**Goal of the exercise:** The job is to find each line of the records below that includes the word "finns" and copy it.

Stored data:
↓

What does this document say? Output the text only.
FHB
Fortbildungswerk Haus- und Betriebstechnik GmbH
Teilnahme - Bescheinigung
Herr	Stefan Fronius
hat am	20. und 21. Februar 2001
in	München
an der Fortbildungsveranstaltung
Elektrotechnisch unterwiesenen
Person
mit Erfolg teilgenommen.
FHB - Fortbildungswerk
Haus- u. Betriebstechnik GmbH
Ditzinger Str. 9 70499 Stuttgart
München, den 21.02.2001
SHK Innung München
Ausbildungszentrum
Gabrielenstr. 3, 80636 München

↑
↓

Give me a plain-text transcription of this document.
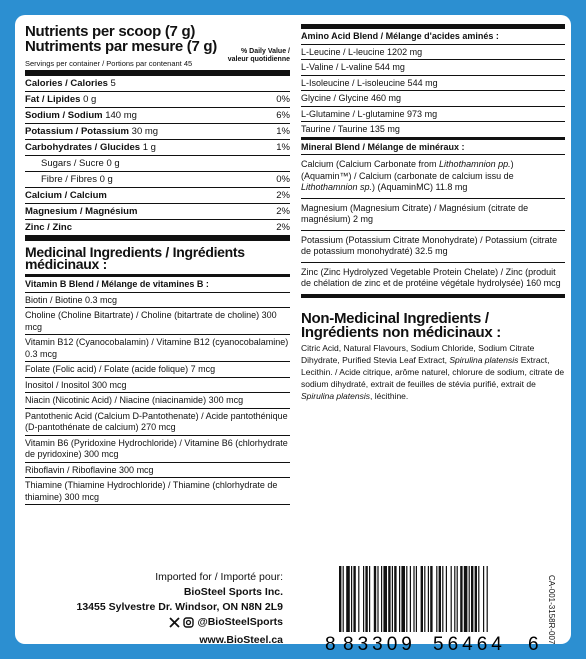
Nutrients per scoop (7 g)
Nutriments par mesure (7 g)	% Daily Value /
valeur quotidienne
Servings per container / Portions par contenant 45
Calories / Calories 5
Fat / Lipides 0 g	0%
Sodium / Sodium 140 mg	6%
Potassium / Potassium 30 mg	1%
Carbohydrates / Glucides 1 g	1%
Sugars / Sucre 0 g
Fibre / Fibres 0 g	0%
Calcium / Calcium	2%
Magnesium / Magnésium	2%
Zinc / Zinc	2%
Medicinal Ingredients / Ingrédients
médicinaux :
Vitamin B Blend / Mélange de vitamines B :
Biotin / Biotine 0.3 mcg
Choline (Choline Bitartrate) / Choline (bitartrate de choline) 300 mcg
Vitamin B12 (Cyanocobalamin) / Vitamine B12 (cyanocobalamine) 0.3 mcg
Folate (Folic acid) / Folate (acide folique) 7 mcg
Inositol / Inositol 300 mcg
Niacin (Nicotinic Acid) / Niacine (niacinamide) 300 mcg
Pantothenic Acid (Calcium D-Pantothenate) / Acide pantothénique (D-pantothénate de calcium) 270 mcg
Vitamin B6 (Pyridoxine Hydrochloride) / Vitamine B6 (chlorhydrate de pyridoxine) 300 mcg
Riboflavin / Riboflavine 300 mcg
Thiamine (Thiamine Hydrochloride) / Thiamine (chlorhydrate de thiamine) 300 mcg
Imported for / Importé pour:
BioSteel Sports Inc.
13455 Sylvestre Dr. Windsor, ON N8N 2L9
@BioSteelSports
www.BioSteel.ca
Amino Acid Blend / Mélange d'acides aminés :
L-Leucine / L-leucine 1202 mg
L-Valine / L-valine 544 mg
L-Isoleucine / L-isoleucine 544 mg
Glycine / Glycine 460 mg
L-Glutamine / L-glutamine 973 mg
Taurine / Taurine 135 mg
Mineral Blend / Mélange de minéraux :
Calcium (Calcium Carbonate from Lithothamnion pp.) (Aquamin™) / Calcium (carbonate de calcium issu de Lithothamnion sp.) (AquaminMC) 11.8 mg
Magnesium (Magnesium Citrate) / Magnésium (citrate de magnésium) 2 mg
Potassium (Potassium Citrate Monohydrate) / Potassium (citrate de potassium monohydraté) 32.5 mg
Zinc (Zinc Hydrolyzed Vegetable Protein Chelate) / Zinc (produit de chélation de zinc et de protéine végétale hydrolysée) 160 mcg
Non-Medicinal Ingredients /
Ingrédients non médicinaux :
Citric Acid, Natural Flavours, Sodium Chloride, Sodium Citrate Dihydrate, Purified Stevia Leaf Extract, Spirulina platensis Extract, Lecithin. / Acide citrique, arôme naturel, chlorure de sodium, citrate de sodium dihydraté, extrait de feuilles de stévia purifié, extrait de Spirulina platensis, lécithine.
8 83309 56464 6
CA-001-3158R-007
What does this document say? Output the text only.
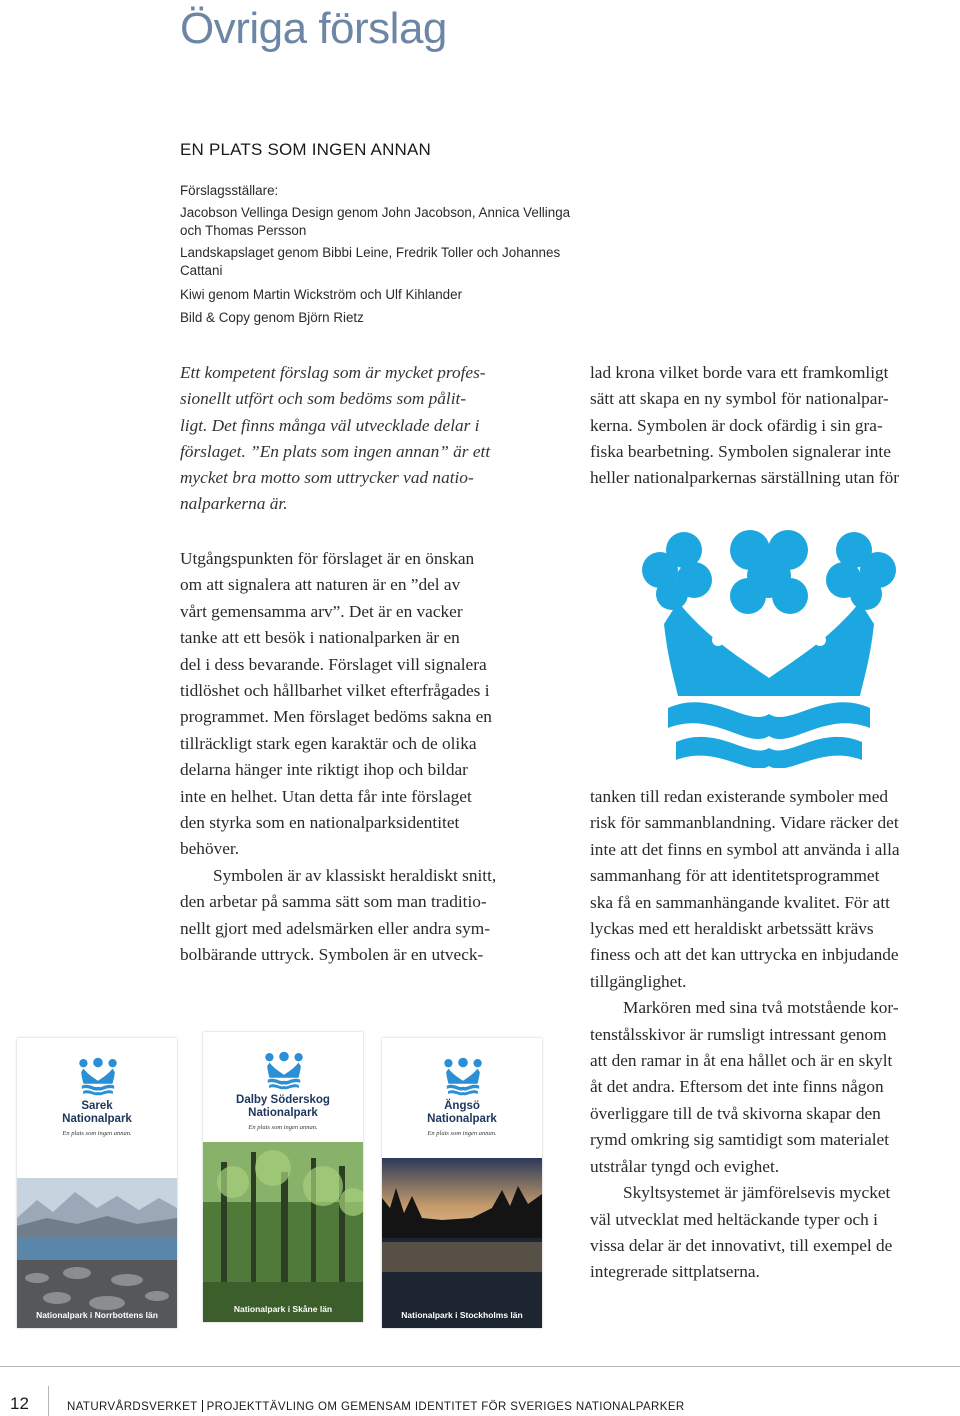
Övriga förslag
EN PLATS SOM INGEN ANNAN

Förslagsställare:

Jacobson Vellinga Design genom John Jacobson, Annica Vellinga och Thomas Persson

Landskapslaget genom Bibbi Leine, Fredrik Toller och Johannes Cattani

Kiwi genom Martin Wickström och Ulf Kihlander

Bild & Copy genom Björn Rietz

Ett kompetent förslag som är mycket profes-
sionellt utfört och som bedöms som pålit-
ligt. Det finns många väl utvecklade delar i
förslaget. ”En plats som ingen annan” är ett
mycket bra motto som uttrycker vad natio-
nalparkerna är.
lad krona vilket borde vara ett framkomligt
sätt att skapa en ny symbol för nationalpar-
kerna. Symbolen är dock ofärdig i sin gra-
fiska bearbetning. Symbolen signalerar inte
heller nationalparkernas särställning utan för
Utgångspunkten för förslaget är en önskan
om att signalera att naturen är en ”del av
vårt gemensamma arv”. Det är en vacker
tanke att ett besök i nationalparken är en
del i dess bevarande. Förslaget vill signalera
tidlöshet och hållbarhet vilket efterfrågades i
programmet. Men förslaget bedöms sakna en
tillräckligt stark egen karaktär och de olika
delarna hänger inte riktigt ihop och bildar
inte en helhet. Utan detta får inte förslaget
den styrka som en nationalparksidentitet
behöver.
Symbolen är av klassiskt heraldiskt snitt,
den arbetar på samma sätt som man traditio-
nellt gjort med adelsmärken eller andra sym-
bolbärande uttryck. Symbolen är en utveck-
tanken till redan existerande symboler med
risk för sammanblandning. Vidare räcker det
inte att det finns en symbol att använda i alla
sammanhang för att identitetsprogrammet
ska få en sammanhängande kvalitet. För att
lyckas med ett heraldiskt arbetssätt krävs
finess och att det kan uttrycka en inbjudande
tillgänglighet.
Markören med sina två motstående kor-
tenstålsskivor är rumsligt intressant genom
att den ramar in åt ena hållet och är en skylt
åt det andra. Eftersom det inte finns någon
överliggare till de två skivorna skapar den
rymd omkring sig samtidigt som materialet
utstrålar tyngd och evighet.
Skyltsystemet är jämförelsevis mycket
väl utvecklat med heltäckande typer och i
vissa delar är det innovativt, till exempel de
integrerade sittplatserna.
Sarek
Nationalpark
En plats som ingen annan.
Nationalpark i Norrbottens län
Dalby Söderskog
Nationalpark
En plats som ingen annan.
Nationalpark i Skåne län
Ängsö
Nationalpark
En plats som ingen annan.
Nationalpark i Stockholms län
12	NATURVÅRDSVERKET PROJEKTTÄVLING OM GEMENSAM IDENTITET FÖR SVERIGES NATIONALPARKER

↑

**Result for this task:**
ligt. Det finns många väl utvecklade delar i
inte att det finns en symbol att använda i alla
åt det andra. Eftersom det inte finns någon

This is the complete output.